TO DO:
Compute how many lines in the entries below contain "screenshot", and output nothing but the number.

— Begin RECORDS FOR THIS TASK —

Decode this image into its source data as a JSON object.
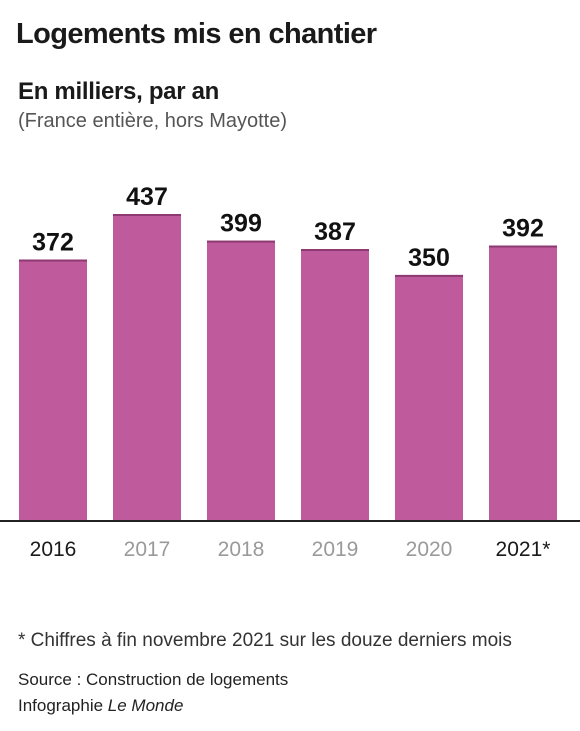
{
  "header": {
    "title": "Logements mis en chantier",
    "subtitle": "En milliers, par an",
    "note": "(France entière, hors Mayotte)"
  },
  "colors": {
    "bar": "#bf5a9c",
    "bar_top": "#8e3a72",
    "axis": "#222222",
    "tick_highlight": "#1a1a1a",
    "tick_muted": "#9a9a9a"
  },
  "chart_data": {
    "type": "bar",
    "categories": [
      "2016",
      "2017",
      "2018",
      "2019",
      "2020",
      "2021*"
    ],
    "values": [
      372,
      437,
      399,
      387,
      350,
      392
    ],
    "highlighted_ticks": [
      "2016",
      "2021*"
    ],
    "ylim": [
      0,
      437
    ],
    "grid": false,
    "xlabel": "",
    "ylabel": ""
  },
  "footer": {
    "footnote": "* Chiffres à fin novembre 2021 sur les douze derniers mois",
    "source": "Source : Construction de logements",
    "credit_prefix": "Infographie ",
    "credit_brand": "Le Monde"
  }
}
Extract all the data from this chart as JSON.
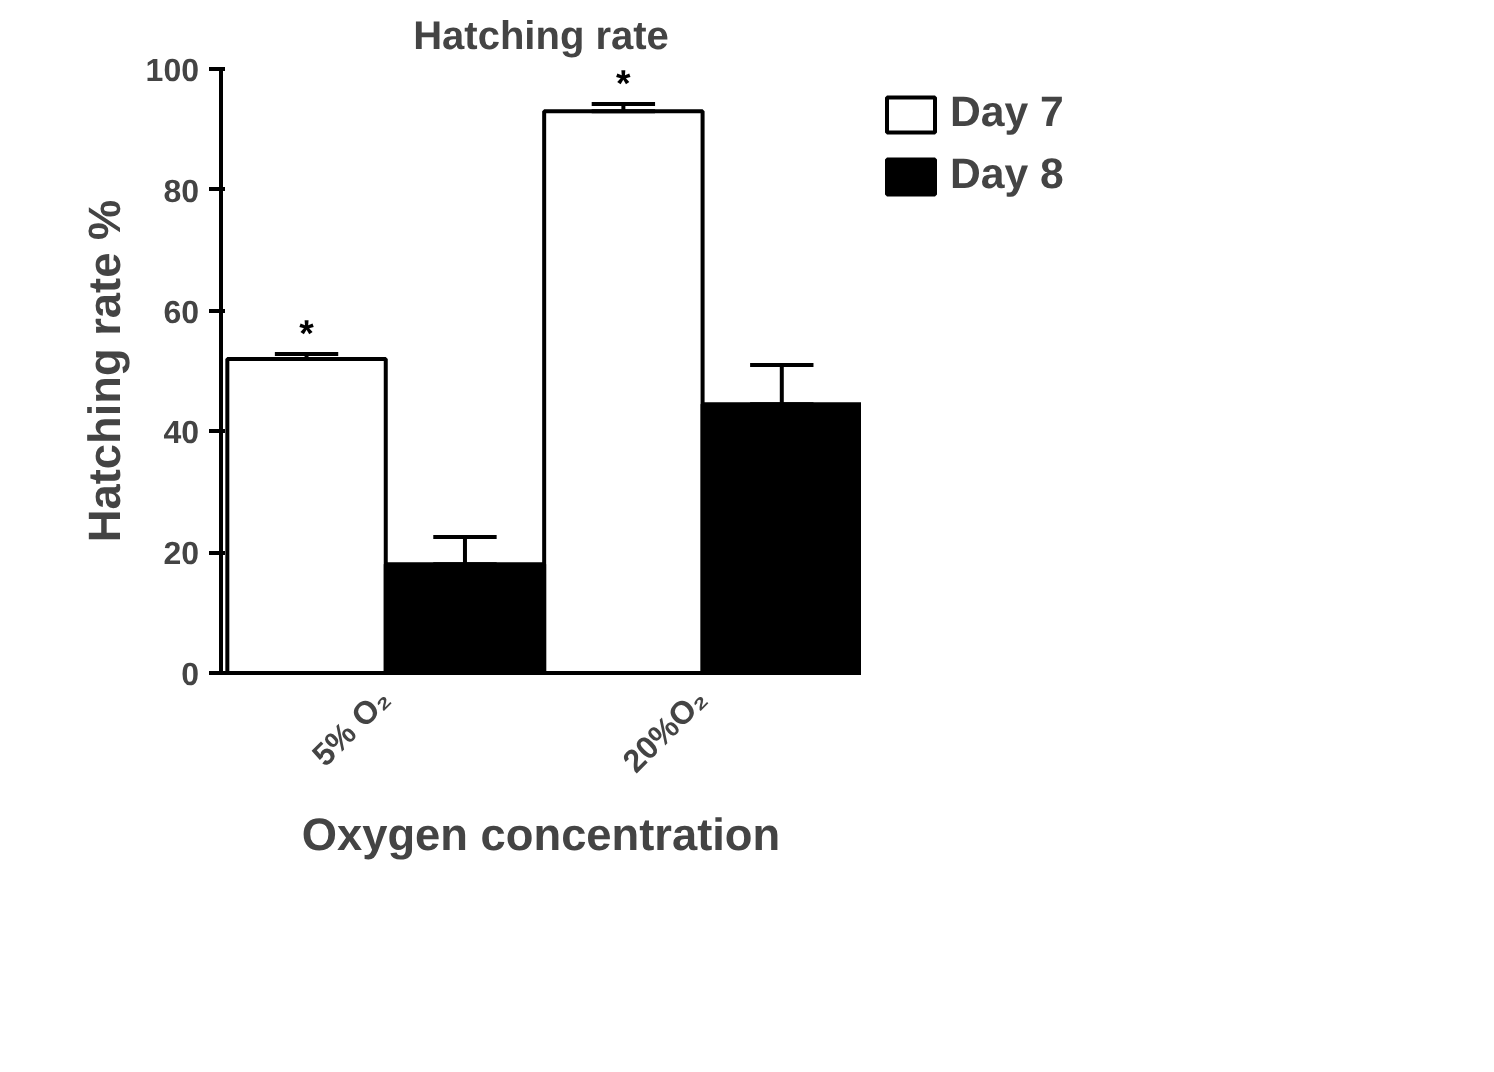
{
  "chart_data": {
    "type": "bar",
    "title": "Hatching rate",
    "xlabel": "Oxygen concentration",
    "ylabel": "Hatching rate %",
    "categories": [
      "5% O₂",
      "20%O₂"
    ],
    "series": [
      {
        "name": "Day 7",
        "color": "#ffffff",
        "values": [
          52,
          93
        ],
        "errors": [
          [
            52,
            52.8
          ],
          [
            93,
            94.2
          ]
        ]
      },
      {
        "name": "Day 8",
        "color": "#000000",
        "values": [
          18,
          44.5
        ],
        "errors": [
          [
            18,
            22.5
          ],
          [
            44.5,
            51
          ]
        ]
      }
    ],
    "ylim": [
      0,
      100
    ],
    "yticks": [
      0,
      20,
      40,
      60,
      80,
      100
    ],
    "grid": false,
    "legend": "top right",
    "annotations": [
      "*",
      "*"
    ]
  }
}
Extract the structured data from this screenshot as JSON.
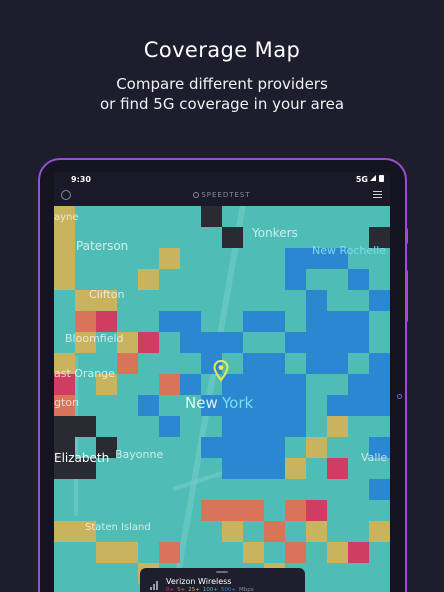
{
  "header": {
    "title": "Coverage Map",
    "subtitle_line1": "Compare different providers",
    "subtitle_line2": "or find 5G coverage in your area"
  },
  "status_bar": {
    "time": "9:30",
    "network": "5G"
  },
  "app_bar": {
    "brand": "SPEEDTEST",
    "info_icon": "info-icon",
    "menu_icon": "hamburger-menu-icon"
  },
  "map": {
    "labels": {
      "wayne": "ayne",
      "paterson": "Paterson",
      "yonkers": "Yonkers",
      "new_rochelle": "New Rochelle",
      "clifton": "Clifton",
      "bloomfield": "Bloomfield",
      "east_orange": "ast Orange",
      "new": "New",
      "york": "York",
      "newark": "gton",
      "elizabeth": "Elizabeth",
      "bayonne": "Bayonne",
      "valley": "Valle",
      "staten_island": "Staten Island"
    },
    "pin_icon": "location-pin-icon",
    "colors": {
      "teal": "#4fbdb5",
      "blue": "#2b87cf",
      "yellow": "#c8b45e",
      "orange": "#d9735a",
      "red": "#cf3d62",
      "dark": "#2a2a32"
    }
  },
  "bottom_panel": {
    "provider": "Verizon Wireless",
    "legend": [
      "0+",
      "5+",
      "25+",
      "100+",
      "500+",
      "Mbps"
    ],
    "legend_colors": [
      "#cf3d62",
      "#d9735a",
      "#c8b45e",
      "#4fbdb5",
      "#2b87cf",
      "#8a8a99"
    ]
  }
}
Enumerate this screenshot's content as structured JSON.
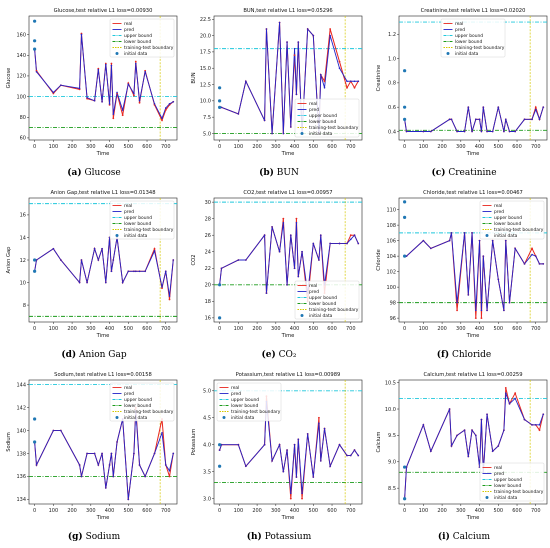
{
  "common": {
    "xlabel": "Time",
    "xticks": [
      0,
      100,
      200,
      300,
      400,
      500,
      600,
      700
    ],
    "xlim": [
      -30,
      760
    ],
    "boundary_x": 670,
    "legend": [
      "real",
      "pred",
      "upper bound",
      "lower bound",
      "training-test boundary",
      "initial data"
    ],
    "colors": {
      "real": "#e8261f",
      "pred": "#2323c8",
      "upper": "#1ec8dc",
      "lower": "#1a9a1a",
      "boundary": "#d6c800",
      "initial": "#1f77b4"
    },
    "times": [
      0,
      10,
      100,
      140,
      240,
      250,
      280,
      320,
      340,
      360,
      380,
      400,
      410,
      420,
      440,
      470,
      500,
      530,
      540,
      560,
      590,
      640,
      680,
      700,
      720,
      740
    ]
  },
  "chart_data": [
    {
      "type": "line",
      "id": "glucose",
      "label_letter": "(a)",
      "caption": "Glucose",
      "title": "Glucose,test relative L1 loss=0.00930",
      "ylabel": "Glucose",
      "ylim": [
        58,
        178
      ],
      "yticks": [
        60,
        80,
        100,
        120,
        140,
        160
      ],
      "upper": 100,
      "lower": 70,
      "legend_pos": "top-right",
      "initial_x": [
        0,
        0,
        0
      ],
      "initial_y": [
        173,
        154,
        146
      ],
      "real": [
        146,
        125,
        103,
        111,
        107,
        161,
        98,
        96,
        127,
        95,
        132,
        92,
        132,
        79,
        103,
        82,
        113,
        101,
        134,
        94,
        125,
        92,
        77,
        87,
        92,
        95
      ],
      "pred": [
        146,
        124,
        104,
        111,
        108,
        160,
        99,
        96,
        126,
        95,
        131,
        93,
        130,
        83,
        104,
        87,
        112,
        103,
        132,
        96,
        124,
        93,
        79,
        89,
        93,
        95
      ]
    },
    {
      "type": "line",
      "id": "bun",
      "label_letter": "(b)",
      "caption": "BUN",
      "title": "BUN,test relative L1 loss=0.05296",
      "ylabel": "BUN",
      "ylim": [
        4,
        23
      ],
      "yticks": [
        5.0,
        7.5,
        10.0,
        12.5,
        15.0,
        17.5,
        20.0,
        22.5
      ],
      "upper": 18,
      "lower": 5,
      "legend_pos": "bottom-right",
      "initial_x": [
        0,
        0,
        0
      ],
      "initial_y": [
        12,
        9,
        10
      ],
      "real": [
        9,
        9,
        8,
        13,
        7,
        21,
        5,
        22,
        5,
        19,
        6,
        17,
        11,
        19,
        5,
        21,
        20,
        5,
        14,
        13,
        21,
        16,
        12,
        13,
        12,
        13
      ],
      "pred": [
        9,
        9,
        8,
        13,
        7,
        21,
        5,
        22,
        5,
        19,
        6,
        18,
        11,
        19,
        5,
        21,
        20,
        5,
        14,
        12,
        20,
        15,
        13,
        13,
        13,
        13
      ]
    },
    {
      "type": "line",
      "id": "creatinine",
      "label_letter": "(c)",
      "caption": "Creatinine",
      "title": "Creatinine,test relative L1 loss=0.02020",
      "ylabel": "Creatinine",
      "ylim": [
        0.33,
        1.35
      ],
      "yticks": [
        0.4,
        0.6,
        0.8,
        1.0,
        1.2
      ],
      "upper": 1.3,
      "lower": 0.41,
      "legend_pos": "top-center",
      "initial_x": [
        0,
        0,
        0
      ],
      "initial_y": [
        0.9,
        0.6,
        0.5
      ],
      "real": [
        0.5,
        0.4,
        0.4,
        0.4,
        0.5,
        0.5,
        0.4,
        0.4,
        0.6,
        0.4,
        0.5,
        0.5,
        0.4,
        0.6,
        0.4,
        0.4,
        0.6,
        0.4,
        0.5,
        0.4,
        0.4,
        0.5,
        0.5,
        0.6,
        0.5,
        0.6
      ],
      "pred": [
        0.5,
        0.4,
        0.4,
        0.4,
        0.5,
        0.5,
        0.4,
        0.4,
        0.6,
        0.4,
        0.5,
        0.5,
        0.4,
        0.6,
        0.4,
        0.4,
        0.6,
        0.4,
        0.5,
        0.4,
        0.4,
        0.5,
        0.5,
        0.58,
        0.5,
        0.6
      ]
    },
    {
      "type": "line",
      "id": "aniongap",
      "label_letter": "(d)",
      "caption": "Anion Gap",
      "title": "Anion Gap,test relative L1 loss=0.01348",
      "ylabel": "Anion Gap",
      "ylim": [
        6.5,
        17.5
      ],
      "yticks": [
        8,
        10,
        12,
        14,
        16
      ],
      "upper": 17,
      "lower": 7,
      "legend_pos": "top-right",
      "initial_x": [
        0,
        0
      ],
      "initial_y": [
        12,
        11
      ],
      "real": [
        11,
        12,
        13,
        12,
        10,
        12,
        10,
        13,
        12,
        13,
        10,
        14,
        11,
        12,
        14,
        10,
        11,
        11,
        11,
        11,
        11,
        13,
        9.5,
        11,
        8.5,
        12
      ],
      "pred": [
        11,
        12,
        13,
        12,
        10,
        12,
        10,
        13,
        12,
        13,
        10,
        14,
        11,
        12,
        14,
        10,
        11,
        11,
        11,
        11,
        11,
        12.8,
        9.6,
        11,
        8.8,
        12
      ]
    },
    {
      "type": "line",
      "id": "co2",
      "label_letter": "(e)",
      "caption": "CO₂",
      "title": "CO2,test relative L1 loss=0.00957",
      "ylabel": "CO2",
      "ylim": [
        15.5,
        30.5
      ],
      "yticks": [
        16,
        18,
        20,
        22,
        24,
        26,
        28,
        30
      ],
      "upper": 30,
      "lower": 20,
      "legend_pos": "bottom-right",
      "initial_x": [
        0,
        0
      ],
      "initial_y": [
        20,
        16
      ],
      "real": [
        20,
        22,
        23,
        23,
        26,
        19,
        27,
        24,
        28,
        20,
        26,
        22,
        28,
        21,
        24,
        18,
        25,
        23,
        26,
        19,
        25,
        25,
        25,
        26,
        26,
        25
      ],
      "pred": [
        20,
        22,
        23,
        23,
        26,
        19,
        27,
        24,
        27.5,
        20,
        26,
        22,
        27.5,
        21,
        24,
        19,
        25,
        23,
        26,
        20,
        25,
        25,
        25,
        25.5,
        26,
        25
      ]
    },
    {
      "type": "line",
      "id": "chloride",
      "label_letter": "(f)",
      "caption": "Chloride",
      "title": "Chloride,test relative L1 loss=0.00467",
      "ylabel": "Chloride",
      "ylim": [
        95.5,
        111.5
      ],
      "yticks": [
        96,
        98,
        100,
        102,
        104,
        106,
        108,
        110
      ],
      "upper": 107,
      "lower": 98,
      "legend_pos": "top-right",
      "initial_x": [
        0,
        0,
        0
      ],
      "initial_y": [
        111,
        109,
        104
      ],
      "real": [
        104,
        104,
        106,
        105,
        106,
        107,
        97,
        107,
        99,
        107,
        96,
        106,
        96,
        104,
        97,
        106,
        101,
        97,
        106,
        98,
        105,
        103,
        105,
        104,
        103,
        103
      ],
      "pred": [
        104,
        104,
        106,
        105,
        106,
        107,
        98,
        107,
        99,
        107,
        97,
        106,
        97,
        104,
        97,
        106,
        101,
        97,
        106,
        98,
        105,
        103,
        104.2,
        104,
        103,
        103
      ]
    },
    {
      "type": "line",
      "id": "sodium",
      "label_letter": "(g)",
      "caption": "Sodium",
      "title": "Sodium,test relative L1 loss=0.00158",
      "ylabel": "Sodium",
      "ylim": [
        133.6,
        144.4
      ],
      "yticks": [
        134,
        136,
        138,
        140,
        142,
        144
      ],
      "upper": 144,
      "lower": 136,
      "legend_pos": "top-right",
      "initial_x": [
        0,
        0
      ],
      "initial_y": [
        141,
        139
      ],
      "real": [
        139,
        137,
        140,
        140,
        137,
        136,
        138,
        138,
        137,
        138,
        135,
        137,
        138,
        136,
        139,
        141,
        134,
        138,
        142,
        137,
        136,
        138,
        141,
        137,
        136,
        138
      ],
      "pred": [
        139,
        137,
        140,
        140,
        137,
        136,
        138,
        138,
        137,
        138,
        135,
        137,
        138,
        136,
        139,
        141,
        134,
        138,
        141.7,
        137,
        136,
        138,
        139.8,
        137,
        136.5,
        138
      ]
    },
    {
      "type": "line",
      "id": "potassium",
      "label_letter": "(h)",
      "caption": "Potassium",
      "title": "Potassium,test relative L1 loss=0.00989",
      "ylabel": "Potassium",
      "ylim": [
        2.9,
        5.2
      ],
      "yticks": [
        3.0,
        3.5,
        4.0,
        4.5,
        5.0
      ],
      "upper": 5.0,
      "lower": 3.3,
      "legend_pos": "top-left",
      "initial_x": [
        0,
        0
      ],
      "initial_y": [
        4.0,
        3.6
      ],
      "real": [
        3.9,
        4.0,
        4.0,
        3.6,
        4.0,
        4.9,
        3.7,
        4.0,
        3.5,
        3.9,
        3.0,
        4.0,
        3.4,
        4.1,
        3.0,
        4.2,
        3.4,
        4.5,
        3.7,
        4.3,
        3.6,
        4.0,
        3.8,
        3.8,
        3.9,
        3.8
      ],
      "pred": [
        3.9,
        4.0,
        4.0,
        3.6,
        4.0,
        4.8,
        3.7,
        4.0,
        3.5,
        3.9,
        3.1,
        4.0,
        3.4,
        4.1,
        3.1,
        4.2,
        3.4,
        4.4,
        3.7,
        4.3,
        3.6,
        4.0,
        3.8,
        3.8,
        3.9,
        3.8
      ]
    },
    {
      "type": "line",
      "id": "calcium",
      "label_letter": "(i)",
      "caption": "Calcium",
      "title": "Calcium,test relative L1 loss=0.00259",
      "ylabel": "Calcium",
      "ylim": [
        8.2,
        10.55
      ],
      "yticks": [
        8.5,
        9.0,
        9.5,
        10.0,
        10.5
      ],
      "upper": 10.2,
      "lower": 8.8,
      "legend_pos": "bottom-right",
      "initial_x": [
        0,
        0
      ],
      "initial_y": [
        8.9,
        8.3
      ],
      "real": [
        8.3,
        8.9,
        9.7,
        9.2,
        10.0,
        9.3,
        9.5,
        9.6,
        9.1,
        9.6,
        9.5,
        8.9,
        9.8,
        8.8,
        9.9,
        9.2,
        9.3,
        9.6,
        10.4,
        10.1,
        10.3,
        9.8,
        9.7,
        9.7,
        9.6,
        9.9
      ],
      "pred": [
        8.3,
        8.9,
        9.7,
        9.2,
        10.0,
        9.3,
        9.5,
        9.6,
        9.1,
        9.6,
        9.5,
        8.9,
        9.8,
        8.8,
        9.9,
        9.2,
        9.3,
        9.6,
        10.3,
        10.1,
        10.2,
        9.8,
        9.7,
        9.7,
        9.7,
        9.9
      ]
    }
  ]
}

— End RECORDS FOR THIS TASK —

RESULT FOR THIS TASK:
2